> **EXTRACT TO READ**:
%%
ASH 2012: Dr. Tom Kipps on Genetics, Epigenetics, and Targeted Therapy
But he also tells us what targeted therapies are available right now in clinical trials near you.
In CLL, it is less about the genetic code and more about the epigenetics. This crucial and relatively recent understanding has been critical in advancing therapies because the pinpoint DNA damage seen in CML such as the telltale fused Philadelphia chromosome are frustratingly less of a glaring target in CLL. However, when the researchers instead started identifying the overly activated pathways in our clonal B cells, the progress sped up in decoding and quickly thereafter, controlling our disease. Dr. Kipps walks you through the difference in these approaches.
Dr. Sharman talks about this insight in one of my prior post, and here Dr. Kipps makes it all easy to understand. He also explains combination therapies, the importance of the new and old generations mAbs (monoclonal antibodies) including 1st generation rituximab, 2nd generation ofatuzamab, and the promise of the powerful 3rd generation GA-101 or another mouthful of a name, obinutuzumab, all directed at CD20, re-use of some drugs already approved for other cancers, and CAR-T therapy
Eleven minuted well spent. Dr. Kipps breaks it all down into bite size pieces.
Learn and enjoy:
Part Four with Dr. Kipps will be coming soon and I still have Drs. Wiestner and Furman in the video vault. ASH 2012 was an amazing meeting, jam-packed with hope and good news for those of us with CLL.
%%
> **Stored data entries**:
%%
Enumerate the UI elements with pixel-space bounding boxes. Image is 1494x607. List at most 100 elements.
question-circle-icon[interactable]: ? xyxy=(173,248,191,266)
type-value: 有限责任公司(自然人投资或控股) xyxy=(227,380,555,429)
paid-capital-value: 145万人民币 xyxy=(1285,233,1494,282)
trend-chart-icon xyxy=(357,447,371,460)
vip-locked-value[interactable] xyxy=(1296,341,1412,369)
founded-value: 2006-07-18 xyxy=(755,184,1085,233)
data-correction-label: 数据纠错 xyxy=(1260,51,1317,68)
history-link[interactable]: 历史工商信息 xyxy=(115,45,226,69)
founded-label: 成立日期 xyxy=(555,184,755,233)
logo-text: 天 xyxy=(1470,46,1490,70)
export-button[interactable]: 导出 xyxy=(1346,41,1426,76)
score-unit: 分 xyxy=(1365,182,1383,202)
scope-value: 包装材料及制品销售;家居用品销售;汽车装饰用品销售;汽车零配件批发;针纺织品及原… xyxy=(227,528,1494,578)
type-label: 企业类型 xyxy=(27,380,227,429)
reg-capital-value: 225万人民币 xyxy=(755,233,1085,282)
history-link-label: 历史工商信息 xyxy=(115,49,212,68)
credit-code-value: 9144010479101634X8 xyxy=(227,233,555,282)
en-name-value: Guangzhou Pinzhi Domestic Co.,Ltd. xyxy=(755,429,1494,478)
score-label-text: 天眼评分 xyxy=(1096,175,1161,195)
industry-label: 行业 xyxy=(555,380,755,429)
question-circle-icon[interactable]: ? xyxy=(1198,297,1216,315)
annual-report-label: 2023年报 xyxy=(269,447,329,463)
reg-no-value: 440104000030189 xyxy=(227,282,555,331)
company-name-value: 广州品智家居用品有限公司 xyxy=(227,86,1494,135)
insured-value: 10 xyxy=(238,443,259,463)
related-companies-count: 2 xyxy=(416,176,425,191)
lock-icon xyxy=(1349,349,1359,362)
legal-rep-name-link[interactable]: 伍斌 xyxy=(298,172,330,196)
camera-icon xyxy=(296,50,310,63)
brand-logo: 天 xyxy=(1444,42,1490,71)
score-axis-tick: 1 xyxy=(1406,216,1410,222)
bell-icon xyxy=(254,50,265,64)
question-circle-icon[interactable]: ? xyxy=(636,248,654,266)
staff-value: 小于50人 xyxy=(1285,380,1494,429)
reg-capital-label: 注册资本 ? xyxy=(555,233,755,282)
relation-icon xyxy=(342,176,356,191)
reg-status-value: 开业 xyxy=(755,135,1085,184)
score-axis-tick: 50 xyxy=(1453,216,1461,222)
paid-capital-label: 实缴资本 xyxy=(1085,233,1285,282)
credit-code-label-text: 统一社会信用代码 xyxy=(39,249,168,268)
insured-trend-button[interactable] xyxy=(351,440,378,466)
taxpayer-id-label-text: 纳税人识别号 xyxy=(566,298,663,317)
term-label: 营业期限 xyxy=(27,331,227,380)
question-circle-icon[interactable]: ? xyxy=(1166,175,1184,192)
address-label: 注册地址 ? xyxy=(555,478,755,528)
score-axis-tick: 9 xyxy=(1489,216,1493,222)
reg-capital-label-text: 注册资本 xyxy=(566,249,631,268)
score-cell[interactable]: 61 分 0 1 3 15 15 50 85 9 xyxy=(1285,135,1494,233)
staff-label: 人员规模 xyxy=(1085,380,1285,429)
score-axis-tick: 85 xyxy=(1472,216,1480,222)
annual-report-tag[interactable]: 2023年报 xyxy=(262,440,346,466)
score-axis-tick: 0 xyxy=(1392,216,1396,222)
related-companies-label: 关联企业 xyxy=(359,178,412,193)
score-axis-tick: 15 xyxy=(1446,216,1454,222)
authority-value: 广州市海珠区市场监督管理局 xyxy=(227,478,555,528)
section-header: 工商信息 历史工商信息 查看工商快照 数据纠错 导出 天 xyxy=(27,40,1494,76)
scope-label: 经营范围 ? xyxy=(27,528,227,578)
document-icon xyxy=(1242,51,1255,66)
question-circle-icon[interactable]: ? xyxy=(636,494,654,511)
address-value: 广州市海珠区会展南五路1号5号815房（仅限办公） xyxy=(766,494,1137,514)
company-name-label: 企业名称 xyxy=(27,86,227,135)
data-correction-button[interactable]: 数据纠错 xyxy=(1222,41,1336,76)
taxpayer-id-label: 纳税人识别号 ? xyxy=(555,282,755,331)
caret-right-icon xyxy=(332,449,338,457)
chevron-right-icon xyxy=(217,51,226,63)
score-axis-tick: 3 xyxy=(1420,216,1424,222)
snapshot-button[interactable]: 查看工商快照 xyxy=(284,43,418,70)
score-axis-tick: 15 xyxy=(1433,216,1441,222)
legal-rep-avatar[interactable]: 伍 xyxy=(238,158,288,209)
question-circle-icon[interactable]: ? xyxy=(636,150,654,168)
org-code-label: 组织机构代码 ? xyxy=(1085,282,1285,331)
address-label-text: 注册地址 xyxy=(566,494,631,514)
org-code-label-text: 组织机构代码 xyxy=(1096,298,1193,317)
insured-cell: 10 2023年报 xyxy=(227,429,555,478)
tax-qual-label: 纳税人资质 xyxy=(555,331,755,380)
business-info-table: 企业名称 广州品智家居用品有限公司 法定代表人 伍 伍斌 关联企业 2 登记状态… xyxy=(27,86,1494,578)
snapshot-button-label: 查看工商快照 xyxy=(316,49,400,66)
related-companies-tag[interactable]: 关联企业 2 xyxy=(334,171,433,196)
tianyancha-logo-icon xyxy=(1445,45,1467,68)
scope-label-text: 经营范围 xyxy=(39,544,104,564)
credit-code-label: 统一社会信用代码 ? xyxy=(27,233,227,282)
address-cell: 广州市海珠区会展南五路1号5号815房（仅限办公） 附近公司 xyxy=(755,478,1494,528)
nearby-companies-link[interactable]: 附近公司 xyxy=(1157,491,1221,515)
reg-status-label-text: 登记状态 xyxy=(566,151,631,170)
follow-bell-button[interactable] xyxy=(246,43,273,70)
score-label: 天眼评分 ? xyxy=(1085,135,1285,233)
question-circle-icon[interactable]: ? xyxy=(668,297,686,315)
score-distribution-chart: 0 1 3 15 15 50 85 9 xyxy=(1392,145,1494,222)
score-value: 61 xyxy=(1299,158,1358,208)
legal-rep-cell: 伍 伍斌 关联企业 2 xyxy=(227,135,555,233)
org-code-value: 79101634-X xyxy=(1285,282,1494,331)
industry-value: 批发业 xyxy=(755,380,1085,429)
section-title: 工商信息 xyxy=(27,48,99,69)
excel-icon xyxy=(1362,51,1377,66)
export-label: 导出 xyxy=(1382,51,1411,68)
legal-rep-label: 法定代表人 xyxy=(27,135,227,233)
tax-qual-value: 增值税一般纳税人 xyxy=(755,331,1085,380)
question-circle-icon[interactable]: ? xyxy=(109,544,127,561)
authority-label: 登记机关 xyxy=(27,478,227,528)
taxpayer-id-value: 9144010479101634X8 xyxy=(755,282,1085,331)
%%
> **TASK TO COMPLETE**:
Rewrite the post on Dr. Kipps at ASH 2012 from "ASH 2012: Dr." up to and including "trials near you.", substituting "research studies" for "clinical trials".

> **RESPONSE**:
ASH 2012: Dr. Tom Kipps on Genetics, Epigenetics, and Targeted Therapy
But he also tells us what targeted therapies are available right now in research studies near you.